Lines that contain the string "bfbfbf" are to be copied; leave out all others.

##### Information shown #####

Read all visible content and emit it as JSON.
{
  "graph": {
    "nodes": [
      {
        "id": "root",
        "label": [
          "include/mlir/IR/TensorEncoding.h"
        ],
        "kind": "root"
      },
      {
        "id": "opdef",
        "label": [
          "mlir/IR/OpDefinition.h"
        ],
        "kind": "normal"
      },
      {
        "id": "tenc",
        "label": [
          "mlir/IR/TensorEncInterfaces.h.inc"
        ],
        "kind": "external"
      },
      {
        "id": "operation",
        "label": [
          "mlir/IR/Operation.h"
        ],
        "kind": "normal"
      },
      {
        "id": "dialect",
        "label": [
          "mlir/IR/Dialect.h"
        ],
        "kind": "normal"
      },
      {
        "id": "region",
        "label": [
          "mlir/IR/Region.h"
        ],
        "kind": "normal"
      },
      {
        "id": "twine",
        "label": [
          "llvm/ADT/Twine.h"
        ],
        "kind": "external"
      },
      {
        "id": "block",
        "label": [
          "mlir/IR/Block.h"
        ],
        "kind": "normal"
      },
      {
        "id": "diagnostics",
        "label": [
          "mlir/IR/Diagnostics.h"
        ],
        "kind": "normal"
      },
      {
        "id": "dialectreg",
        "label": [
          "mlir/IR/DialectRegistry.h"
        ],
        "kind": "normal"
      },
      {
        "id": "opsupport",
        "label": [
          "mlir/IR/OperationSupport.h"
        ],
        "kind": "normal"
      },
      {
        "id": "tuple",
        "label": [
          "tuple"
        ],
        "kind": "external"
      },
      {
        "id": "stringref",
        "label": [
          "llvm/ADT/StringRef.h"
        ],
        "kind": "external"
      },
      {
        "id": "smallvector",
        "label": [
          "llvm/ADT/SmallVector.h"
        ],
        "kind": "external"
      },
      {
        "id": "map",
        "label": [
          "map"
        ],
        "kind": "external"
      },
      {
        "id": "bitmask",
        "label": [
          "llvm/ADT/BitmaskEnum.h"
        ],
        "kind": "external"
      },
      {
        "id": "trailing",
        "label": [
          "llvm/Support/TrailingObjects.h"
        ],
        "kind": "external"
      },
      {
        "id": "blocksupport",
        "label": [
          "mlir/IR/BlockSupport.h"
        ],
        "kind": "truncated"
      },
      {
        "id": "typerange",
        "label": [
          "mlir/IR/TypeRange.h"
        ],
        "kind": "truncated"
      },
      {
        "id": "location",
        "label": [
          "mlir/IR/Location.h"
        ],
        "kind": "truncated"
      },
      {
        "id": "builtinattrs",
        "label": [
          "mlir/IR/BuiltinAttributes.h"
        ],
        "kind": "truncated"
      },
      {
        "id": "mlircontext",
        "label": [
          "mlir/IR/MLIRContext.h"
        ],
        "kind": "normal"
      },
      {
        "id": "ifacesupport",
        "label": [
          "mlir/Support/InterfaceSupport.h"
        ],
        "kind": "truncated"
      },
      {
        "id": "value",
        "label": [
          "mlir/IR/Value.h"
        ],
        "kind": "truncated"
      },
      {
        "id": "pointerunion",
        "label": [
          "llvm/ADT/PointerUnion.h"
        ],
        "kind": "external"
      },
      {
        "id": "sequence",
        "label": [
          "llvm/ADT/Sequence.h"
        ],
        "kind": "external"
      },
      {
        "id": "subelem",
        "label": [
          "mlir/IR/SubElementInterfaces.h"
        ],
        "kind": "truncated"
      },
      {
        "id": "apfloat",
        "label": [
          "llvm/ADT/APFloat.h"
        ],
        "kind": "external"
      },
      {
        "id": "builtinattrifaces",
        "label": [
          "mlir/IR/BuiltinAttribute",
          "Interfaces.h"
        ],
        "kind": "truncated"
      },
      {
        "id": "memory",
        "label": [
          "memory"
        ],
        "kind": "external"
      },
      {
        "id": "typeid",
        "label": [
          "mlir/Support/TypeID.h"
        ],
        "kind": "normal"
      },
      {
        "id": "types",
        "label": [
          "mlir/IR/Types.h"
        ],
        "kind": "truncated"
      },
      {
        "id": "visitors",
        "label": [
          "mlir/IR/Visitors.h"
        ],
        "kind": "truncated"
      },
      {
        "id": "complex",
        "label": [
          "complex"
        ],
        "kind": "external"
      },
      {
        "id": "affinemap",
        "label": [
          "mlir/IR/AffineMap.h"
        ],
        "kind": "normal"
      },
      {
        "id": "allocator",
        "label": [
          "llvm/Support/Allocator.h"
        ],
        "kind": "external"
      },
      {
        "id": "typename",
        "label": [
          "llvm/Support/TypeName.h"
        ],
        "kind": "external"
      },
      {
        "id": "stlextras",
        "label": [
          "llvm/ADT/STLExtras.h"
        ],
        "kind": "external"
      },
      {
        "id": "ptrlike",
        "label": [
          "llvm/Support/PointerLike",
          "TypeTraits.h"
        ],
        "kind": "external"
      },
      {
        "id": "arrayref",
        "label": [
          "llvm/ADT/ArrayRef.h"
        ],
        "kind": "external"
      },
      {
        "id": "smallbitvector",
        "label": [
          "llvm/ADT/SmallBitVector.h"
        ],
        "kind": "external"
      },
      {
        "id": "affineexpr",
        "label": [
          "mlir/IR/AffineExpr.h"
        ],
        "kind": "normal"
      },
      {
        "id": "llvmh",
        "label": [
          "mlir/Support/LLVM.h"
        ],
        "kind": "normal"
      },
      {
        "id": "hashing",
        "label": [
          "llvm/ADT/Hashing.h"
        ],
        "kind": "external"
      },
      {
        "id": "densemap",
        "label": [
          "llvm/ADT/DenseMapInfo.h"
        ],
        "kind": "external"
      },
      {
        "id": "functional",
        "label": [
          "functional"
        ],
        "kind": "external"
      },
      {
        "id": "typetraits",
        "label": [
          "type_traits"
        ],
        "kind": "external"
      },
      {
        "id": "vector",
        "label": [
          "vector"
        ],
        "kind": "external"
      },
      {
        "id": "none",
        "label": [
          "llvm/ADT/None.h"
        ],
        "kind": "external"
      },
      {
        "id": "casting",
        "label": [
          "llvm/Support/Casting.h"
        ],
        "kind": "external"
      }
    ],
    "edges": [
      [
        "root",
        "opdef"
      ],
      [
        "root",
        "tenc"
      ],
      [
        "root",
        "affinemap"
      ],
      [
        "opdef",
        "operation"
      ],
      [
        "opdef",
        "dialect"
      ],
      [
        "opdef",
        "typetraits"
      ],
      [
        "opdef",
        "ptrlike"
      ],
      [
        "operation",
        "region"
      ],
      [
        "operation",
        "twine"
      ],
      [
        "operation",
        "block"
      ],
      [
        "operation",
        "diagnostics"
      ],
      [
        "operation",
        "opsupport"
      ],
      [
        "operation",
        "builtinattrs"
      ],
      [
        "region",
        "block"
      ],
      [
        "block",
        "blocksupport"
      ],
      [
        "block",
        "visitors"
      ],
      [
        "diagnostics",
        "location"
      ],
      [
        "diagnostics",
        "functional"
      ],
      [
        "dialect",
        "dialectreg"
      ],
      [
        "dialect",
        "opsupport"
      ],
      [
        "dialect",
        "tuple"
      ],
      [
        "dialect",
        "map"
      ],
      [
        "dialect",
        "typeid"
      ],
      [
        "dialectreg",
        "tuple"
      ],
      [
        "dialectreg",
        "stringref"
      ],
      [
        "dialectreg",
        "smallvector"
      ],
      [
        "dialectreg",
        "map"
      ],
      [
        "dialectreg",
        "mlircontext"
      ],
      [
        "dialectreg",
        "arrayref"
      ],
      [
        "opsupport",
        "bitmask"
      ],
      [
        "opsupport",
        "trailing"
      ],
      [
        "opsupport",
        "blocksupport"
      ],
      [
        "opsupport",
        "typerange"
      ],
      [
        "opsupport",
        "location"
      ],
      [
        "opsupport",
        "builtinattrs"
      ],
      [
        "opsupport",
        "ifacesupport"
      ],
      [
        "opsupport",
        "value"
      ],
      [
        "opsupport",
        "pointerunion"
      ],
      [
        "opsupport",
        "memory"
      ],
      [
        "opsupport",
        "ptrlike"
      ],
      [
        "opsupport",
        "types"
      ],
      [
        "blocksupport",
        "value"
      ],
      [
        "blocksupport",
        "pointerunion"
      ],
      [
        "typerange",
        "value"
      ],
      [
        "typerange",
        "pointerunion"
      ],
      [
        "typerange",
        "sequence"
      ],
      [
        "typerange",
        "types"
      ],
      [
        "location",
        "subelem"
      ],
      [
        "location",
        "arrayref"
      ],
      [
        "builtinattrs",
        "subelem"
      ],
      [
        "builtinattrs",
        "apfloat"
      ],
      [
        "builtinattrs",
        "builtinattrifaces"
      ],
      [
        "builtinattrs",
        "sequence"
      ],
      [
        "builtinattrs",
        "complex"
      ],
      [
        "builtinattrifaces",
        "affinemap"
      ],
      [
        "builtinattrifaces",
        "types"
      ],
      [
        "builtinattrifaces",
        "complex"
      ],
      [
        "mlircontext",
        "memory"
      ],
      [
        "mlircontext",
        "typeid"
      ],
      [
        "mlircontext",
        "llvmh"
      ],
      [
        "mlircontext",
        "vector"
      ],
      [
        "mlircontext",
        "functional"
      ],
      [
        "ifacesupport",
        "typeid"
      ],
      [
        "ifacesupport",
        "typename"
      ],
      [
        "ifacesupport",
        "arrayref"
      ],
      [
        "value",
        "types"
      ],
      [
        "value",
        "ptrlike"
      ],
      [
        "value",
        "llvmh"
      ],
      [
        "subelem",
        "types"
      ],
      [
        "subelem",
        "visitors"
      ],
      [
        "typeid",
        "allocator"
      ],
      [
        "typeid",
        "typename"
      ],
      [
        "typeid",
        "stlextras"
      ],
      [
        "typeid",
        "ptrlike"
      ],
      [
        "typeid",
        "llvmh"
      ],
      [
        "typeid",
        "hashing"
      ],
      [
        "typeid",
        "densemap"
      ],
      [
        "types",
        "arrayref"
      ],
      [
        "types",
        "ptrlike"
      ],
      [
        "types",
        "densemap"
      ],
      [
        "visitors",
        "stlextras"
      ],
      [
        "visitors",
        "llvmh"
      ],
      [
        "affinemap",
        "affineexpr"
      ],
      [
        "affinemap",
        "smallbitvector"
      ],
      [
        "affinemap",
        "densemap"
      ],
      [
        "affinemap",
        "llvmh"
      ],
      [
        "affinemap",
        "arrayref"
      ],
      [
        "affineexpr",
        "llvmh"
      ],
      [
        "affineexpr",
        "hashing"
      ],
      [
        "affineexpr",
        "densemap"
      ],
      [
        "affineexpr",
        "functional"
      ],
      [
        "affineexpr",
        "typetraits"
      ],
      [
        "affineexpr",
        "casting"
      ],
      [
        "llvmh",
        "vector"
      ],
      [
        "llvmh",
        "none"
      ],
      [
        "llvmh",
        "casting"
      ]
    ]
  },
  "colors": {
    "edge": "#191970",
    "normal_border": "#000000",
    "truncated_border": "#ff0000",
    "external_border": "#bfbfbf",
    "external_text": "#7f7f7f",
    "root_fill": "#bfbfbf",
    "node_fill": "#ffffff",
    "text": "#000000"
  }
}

#####

Task response |
    "external_border": "#bfbfbf",
    "root_fill": "#bfbfbf",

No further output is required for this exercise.